- TASK GOAL
Extract every line that includes the string "image".

[Records from a collection of figures]
• • • • • • •

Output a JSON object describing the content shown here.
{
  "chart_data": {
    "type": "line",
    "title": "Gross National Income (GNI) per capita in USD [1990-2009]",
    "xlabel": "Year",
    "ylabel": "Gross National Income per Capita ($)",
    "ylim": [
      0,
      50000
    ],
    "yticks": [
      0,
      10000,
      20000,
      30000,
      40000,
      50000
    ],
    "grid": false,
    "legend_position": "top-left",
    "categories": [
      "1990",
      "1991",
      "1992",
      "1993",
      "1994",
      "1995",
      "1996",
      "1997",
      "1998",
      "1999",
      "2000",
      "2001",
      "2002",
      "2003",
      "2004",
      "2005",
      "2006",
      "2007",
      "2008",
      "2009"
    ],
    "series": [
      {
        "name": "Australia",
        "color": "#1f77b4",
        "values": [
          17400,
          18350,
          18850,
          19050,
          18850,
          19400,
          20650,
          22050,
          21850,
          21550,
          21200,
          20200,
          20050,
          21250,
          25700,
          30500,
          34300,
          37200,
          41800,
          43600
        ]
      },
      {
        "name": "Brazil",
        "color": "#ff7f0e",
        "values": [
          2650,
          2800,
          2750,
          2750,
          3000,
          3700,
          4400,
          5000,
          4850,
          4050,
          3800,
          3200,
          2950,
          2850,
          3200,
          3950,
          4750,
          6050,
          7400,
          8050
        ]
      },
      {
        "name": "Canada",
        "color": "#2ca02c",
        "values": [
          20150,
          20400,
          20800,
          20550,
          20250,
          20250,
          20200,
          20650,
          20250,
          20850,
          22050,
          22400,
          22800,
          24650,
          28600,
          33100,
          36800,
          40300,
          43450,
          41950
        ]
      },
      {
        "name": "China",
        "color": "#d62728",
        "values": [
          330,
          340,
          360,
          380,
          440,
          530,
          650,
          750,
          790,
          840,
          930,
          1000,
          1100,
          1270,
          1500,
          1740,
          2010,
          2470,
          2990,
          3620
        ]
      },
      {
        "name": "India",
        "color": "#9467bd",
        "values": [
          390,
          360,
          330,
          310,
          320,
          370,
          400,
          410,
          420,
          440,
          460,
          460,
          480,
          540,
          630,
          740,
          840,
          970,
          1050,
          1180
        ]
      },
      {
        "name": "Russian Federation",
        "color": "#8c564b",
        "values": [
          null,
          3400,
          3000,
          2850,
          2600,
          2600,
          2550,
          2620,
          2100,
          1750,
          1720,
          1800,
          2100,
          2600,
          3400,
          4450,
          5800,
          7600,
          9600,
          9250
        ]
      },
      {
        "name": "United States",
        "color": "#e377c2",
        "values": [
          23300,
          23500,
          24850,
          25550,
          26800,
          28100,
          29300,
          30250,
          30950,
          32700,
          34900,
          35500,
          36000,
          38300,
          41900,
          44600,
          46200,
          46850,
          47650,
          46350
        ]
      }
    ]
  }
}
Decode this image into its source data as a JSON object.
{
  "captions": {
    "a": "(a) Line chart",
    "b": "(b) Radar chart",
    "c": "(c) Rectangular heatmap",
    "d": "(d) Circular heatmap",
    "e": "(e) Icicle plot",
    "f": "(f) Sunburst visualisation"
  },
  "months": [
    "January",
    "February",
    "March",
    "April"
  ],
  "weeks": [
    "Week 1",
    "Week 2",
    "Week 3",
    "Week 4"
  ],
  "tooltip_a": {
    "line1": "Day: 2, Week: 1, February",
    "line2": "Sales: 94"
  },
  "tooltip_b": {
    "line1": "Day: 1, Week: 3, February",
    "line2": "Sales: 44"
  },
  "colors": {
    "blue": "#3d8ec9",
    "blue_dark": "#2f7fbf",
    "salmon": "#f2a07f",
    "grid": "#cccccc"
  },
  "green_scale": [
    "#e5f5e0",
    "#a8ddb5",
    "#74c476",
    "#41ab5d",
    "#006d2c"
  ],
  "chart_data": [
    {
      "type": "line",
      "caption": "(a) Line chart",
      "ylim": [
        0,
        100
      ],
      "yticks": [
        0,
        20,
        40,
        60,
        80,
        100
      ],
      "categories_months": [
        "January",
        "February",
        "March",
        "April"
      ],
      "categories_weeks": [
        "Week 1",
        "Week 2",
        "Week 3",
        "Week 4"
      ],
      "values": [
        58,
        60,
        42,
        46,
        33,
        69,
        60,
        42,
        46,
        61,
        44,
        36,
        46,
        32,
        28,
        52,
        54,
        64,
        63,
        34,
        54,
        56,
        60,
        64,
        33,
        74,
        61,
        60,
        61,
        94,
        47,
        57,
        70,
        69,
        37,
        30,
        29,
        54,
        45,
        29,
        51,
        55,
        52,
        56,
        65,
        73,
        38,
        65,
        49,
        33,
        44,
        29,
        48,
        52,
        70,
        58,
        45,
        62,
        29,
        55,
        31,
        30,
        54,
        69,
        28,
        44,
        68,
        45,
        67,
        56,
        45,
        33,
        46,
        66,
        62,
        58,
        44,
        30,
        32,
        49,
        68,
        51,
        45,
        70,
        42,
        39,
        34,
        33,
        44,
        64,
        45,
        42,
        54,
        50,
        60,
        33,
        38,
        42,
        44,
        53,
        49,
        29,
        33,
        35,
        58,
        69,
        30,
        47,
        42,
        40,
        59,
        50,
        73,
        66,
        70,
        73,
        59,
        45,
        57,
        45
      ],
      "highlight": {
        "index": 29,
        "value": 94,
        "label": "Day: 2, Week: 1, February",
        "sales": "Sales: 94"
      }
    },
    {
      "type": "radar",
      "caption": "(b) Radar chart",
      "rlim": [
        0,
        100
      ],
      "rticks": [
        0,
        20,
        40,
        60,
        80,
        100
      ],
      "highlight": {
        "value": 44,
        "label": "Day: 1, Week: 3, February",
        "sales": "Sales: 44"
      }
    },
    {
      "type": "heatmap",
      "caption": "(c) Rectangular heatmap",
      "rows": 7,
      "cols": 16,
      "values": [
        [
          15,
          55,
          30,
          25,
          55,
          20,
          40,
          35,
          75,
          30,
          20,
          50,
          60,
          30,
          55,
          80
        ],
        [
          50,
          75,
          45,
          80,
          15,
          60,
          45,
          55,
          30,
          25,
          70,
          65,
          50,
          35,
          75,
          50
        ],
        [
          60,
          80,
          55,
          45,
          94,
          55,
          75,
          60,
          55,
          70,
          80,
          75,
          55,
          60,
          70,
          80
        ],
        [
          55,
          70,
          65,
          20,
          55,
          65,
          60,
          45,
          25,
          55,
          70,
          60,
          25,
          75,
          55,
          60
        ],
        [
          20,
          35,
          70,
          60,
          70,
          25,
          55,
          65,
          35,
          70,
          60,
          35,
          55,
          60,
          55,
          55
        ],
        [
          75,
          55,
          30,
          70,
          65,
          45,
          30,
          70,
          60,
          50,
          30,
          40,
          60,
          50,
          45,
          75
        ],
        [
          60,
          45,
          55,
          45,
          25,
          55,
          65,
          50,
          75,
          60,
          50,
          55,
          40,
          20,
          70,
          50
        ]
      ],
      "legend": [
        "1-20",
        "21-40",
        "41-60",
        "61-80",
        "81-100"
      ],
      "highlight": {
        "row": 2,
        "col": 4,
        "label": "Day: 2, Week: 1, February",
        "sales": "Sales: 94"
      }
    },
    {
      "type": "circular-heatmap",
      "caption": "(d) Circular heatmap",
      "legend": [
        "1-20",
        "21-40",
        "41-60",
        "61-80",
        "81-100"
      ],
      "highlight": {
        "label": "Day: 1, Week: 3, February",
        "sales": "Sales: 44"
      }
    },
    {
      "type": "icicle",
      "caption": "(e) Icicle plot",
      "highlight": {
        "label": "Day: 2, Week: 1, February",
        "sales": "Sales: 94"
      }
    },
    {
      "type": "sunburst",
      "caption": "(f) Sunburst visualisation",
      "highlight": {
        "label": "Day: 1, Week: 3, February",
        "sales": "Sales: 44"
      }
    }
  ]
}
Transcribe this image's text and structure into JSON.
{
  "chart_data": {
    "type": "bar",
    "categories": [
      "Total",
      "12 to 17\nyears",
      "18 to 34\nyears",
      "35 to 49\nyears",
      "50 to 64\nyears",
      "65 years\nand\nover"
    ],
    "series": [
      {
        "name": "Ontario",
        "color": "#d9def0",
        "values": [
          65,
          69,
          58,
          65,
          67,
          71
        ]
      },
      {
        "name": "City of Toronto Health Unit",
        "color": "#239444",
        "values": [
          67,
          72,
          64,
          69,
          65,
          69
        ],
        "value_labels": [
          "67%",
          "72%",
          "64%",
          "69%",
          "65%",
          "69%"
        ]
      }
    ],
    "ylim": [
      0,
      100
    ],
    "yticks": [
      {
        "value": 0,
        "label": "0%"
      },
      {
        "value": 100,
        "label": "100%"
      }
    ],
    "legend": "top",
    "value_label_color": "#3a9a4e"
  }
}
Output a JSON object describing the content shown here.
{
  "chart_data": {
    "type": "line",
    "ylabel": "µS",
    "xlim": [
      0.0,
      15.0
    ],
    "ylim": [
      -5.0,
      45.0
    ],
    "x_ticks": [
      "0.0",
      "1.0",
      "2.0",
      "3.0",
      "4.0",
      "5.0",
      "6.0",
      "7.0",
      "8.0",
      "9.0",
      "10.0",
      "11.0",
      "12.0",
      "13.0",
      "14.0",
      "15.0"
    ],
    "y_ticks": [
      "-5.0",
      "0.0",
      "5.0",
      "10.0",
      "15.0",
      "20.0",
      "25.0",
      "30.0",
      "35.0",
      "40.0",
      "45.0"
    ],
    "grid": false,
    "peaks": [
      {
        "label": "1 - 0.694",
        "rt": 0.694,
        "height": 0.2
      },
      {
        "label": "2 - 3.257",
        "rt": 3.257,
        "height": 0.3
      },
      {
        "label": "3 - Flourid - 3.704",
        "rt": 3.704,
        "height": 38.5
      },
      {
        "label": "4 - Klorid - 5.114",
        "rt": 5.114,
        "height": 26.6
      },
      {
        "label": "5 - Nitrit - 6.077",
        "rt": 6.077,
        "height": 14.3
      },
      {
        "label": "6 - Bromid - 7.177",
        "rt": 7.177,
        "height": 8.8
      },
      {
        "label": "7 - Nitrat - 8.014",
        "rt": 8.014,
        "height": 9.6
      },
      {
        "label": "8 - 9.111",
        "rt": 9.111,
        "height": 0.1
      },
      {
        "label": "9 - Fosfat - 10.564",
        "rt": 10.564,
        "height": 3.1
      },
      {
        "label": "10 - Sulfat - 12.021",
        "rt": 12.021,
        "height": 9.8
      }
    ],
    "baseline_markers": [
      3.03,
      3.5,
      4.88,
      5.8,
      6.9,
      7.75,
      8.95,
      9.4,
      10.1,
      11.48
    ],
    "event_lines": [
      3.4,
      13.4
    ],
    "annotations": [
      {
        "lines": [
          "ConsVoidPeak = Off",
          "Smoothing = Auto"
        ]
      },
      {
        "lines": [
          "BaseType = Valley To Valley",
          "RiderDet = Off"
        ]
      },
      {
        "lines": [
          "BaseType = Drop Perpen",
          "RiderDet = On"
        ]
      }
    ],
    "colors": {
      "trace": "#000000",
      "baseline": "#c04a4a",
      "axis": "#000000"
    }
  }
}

• • • • • • •

- EXERCISE RESPONSE
Decode this image into its source data as a JSON object.
Transcribe this image's text and structure into JSON.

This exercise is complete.